▶ _Records_:
++++++++++

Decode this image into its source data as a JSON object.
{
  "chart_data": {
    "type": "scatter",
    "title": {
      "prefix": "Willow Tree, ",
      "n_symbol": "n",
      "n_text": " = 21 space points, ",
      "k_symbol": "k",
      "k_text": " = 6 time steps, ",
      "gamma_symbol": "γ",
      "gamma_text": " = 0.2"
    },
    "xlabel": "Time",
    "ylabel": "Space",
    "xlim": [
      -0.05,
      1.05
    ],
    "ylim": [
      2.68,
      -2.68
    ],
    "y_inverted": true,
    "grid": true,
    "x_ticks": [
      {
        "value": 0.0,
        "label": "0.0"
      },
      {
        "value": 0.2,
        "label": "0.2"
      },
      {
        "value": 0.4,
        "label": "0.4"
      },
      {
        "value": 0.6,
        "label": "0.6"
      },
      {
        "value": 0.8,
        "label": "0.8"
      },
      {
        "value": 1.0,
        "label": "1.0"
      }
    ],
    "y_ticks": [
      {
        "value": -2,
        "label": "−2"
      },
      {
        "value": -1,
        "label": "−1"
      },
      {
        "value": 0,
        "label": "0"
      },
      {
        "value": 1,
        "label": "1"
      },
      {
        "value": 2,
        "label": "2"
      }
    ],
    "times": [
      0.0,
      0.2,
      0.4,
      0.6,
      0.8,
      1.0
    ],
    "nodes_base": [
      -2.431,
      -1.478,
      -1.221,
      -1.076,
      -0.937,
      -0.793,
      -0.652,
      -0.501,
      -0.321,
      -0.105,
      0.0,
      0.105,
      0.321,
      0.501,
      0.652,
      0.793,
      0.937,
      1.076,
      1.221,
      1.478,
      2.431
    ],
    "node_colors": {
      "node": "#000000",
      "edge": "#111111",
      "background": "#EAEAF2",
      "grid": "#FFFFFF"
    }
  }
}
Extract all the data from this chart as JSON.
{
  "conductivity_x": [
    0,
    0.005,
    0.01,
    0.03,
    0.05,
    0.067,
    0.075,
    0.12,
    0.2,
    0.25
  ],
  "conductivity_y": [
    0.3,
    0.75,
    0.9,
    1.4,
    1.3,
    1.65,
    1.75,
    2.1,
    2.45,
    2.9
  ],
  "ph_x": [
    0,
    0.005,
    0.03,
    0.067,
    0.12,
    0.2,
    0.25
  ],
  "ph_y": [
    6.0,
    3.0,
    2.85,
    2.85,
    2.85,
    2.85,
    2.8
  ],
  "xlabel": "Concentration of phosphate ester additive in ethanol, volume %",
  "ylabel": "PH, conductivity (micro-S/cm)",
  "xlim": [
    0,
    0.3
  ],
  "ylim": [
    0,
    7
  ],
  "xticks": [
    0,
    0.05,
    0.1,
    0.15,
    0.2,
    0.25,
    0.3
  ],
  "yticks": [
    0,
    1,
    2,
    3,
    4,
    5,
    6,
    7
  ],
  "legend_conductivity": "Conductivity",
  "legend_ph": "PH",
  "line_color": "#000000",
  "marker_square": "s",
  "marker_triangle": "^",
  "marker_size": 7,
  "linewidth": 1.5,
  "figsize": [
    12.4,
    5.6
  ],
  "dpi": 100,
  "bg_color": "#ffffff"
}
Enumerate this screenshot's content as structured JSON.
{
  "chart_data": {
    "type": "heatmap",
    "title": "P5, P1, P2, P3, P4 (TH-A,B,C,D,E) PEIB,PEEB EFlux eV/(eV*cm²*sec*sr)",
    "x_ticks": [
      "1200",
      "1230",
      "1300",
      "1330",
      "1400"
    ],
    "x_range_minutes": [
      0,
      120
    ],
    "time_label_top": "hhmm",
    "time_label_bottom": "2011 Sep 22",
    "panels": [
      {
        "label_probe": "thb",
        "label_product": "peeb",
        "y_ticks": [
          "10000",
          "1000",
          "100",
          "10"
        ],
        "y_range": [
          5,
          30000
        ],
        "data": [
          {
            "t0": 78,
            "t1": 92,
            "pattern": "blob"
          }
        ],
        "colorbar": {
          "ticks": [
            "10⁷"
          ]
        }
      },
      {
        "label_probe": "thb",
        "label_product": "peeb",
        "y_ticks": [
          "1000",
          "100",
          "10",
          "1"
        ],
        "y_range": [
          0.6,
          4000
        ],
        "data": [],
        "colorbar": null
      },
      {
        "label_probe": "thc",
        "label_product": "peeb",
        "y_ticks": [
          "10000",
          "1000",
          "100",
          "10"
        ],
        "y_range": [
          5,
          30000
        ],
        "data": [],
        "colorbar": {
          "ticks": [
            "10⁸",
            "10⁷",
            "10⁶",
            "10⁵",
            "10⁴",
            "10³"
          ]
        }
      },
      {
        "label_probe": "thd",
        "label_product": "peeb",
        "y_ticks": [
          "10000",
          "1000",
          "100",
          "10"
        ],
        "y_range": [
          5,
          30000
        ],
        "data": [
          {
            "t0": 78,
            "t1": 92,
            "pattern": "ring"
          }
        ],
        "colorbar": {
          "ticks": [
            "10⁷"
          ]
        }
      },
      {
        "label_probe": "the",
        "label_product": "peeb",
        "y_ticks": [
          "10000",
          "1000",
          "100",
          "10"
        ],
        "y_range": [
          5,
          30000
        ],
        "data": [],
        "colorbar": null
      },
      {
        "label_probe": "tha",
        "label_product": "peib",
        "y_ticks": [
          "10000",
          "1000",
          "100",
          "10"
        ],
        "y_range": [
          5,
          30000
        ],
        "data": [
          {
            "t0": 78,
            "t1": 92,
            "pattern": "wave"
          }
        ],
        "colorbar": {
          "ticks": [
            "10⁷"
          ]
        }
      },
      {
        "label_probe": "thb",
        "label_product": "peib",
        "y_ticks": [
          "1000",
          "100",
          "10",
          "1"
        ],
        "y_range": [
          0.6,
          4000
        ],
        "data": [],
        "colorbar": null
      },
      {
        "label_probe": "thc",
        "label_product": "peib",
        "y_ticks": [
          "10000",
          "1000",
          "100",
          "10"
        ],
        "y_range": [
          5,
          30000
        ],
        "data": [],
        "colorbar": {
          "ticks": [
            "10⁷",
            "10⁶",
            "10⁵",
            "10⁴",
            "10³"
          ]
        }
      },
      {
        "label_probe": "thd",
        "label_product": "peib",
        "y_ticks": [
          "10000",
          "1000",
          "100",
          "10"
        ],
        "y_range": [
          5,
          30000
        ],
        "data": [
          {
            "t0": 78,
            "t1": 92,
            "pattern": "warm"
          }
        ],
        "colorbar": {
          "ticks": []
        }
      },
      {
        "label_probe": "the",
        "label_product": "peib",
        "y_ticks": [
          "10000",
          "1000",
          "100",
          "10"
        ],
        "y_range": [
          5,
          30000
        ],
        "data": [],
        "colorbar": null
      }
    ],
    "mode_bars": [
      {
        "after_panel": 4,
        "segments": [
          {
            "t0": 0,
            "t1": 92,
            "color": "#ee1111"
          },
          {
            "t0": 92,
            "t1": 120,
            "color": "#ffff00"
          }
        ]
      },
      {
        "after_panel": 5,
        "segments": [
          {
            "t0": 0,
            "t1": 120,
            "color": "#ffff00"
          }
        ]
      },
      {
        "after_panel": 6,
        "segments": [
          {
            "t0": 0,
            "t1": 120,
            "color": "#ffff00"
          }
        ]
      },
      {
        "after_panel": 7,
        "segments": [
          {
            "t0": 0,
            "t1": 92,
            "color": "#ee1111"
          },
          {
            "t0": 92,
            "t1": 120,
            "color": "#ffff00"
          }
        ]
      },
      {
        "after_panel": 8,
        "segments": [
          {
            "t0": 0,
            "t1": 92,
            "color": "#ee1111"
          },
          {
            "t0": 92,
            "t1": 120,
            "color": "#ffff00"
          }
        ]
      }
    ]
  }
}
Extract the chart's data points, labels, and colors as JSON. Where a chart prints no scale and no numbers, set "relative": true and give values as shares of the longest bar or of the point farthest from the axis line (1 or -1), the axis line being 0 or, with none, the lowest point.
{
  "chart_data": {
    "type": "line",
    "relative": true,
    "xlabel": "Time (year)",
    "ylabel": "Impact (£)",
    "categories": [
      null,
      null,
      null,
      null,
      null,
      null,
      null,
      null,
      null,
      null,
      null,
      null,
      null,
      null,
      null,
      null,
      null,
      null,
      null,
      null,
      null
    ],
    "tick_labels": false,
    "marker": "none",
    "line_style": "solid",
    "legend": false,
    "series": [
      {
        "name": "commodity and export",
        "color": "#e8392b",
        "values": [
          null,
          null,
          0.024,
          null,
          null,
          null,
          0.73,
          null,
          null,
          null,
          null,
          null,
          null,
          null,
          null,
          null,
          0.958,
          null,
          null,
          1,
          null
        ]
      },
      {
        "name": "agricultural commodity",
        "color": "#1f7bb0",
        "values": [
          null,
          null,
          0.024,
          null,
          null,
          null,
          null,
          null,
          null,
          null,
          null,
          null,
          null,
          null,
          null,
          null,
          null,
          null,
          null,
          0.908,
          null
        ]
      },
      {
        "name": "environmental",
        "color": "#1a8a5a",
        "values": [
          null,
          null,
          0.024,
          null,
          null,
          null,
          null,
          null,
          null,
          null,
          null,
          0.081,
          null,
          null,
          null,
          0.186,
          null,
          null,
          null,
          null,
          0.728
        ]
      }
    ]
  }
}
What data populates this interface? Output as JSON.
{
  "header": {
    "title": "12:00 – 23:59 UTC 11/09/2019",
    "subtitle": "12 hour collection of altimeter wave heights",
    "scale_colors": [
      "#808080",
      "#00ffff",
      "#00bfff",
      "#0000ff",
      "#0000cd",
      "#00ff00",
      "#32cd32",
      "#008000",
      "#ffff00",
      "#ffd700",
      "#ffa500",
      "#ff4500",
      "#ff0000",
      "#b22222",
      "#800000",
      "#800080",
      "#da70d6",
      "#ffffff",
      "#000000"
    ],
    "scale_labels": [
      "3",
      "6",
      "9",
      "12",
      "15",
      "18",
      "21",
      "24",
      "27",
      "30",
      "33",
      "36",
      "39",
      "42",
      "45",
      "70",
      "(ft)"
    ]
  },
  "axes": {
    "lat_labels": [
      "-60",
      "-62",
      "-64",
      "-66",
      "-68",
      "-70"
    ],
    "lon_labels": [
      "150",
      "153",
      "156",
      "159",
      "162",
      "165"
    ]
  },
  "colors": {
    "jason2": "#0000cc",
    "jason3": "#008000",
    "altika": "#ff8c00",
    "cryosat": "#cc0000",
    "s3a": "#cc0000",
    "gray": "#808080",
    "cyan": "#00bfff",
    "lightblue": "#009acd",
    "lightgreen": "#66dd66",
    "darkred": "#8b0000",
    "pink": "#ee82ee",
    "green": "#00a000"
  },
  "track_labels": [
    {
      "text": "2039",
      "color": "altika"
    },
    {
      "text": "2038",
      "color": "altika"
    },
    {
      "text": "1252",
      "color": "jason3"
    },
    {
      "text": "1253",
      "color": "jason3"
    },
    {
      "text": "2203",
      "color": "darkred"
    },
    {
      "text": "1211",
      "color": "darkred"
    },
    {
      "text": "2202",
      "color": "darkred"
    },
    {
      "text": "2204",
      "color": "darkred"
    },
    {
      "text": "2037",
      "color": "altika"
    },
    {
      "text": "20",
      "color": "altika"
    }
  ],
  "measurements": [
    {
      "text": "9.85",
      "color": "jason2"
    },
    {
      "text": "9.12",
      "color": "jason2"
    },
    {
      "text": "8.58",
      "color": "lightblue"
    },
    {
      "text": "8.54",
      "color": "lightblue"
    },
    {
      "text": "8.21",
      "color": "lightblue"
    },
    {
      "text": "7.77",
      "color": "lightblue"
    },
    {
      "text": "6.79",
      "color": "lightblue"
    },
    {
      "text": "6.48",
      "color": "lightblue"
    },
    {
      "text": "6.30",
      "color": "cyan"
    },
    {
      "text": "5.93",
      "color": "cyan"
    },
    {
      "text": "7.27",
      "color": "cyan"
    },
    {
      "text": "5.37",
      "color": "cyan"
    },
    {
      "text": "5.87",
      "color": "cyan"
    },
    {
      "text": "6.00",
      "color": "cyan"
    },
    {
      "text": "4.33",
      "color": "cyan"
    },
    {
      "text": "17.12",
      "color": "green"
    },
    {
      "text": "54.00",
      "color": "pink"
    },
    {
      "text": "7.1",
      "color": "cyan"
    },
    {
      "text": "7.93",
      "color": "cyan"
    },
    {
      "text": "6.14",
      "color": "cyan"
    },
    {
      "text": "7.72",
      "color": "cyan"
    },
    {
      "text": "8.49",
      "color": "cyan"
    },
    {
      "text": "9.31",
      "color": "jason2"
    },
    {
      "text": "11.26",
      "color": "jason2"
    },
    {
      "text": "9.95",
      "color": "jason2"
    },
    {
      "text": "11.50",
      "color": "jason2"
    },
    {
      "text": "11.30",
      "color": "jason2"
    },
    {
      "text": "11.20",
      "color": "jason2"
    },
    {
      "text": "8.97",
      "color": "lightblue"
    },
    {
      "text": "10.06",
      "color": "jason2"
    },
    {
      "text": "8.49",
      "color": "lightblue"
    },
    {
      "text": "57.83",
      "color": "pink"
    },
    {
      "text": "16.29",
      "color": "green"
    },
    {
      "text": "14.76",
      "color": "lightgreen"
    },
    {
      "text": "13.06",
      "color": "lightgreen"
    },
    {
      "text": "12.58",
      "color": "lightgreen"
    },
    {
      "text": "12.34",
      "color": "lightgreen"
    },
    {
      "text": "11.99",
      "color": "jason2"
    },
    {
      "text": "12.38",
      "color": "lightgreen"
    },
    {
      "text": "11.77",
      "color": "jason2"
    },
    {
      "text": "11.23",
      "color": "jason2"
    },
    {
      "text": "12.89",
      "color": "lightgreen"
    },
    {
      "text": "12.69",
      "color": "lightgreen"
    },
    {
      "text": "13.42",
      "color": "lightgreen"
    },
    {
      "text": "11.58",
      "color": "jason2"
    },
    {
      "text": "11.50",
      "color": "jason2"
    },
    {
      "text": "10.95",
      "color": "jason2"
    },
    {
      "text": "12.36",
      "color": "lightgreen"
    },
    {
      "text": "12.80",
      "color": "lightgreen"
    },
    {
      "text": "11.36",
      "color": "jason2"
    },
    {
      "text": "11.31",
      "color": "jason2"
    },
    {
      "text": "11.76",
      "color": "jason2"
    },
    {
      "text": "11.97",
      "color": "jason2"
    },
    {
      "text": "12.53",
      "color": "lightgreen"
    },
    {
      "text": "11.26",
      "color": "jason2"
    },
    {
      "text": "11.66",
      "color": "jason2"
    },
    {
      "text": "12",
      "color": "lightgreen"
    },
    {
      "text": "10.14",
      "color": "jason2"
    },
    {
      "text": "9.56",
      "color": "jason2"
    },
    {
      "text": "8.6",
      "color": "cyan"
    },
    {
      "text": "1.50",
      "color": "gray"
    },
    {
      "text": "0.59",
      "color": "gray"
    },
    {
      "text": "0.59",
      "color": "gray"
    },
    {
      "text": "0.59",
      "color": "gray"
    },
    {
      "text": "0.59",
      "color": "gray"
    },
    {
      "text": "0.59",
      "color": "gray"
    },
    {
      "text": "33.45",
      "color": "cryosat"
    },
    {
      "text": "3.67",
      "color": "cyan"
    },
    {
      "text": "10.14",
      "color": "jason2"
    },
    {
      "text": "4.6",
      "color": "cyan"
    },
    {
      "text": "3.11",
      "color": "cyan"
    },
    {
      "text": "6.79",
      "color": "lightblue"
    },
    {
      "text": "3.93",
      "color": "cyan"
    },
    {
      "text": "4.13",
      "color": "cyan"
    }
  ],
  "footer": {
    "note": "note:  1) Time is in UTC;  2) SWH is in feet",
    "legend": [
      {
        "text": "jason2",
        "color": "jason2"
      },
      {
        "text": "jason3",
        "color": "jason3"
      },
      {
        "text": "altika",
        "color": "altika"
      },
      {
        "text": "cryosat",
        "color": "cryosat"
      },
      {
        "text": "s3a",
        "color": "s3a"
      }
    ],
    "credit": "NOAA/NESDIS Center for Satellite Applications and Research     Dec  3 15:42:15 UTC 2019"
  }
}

++++++++++

▶ _What is needed_: Check each line of the data above for the string "ylabel", then report how many lines have it, with no other words.

▶ _Solution_: 3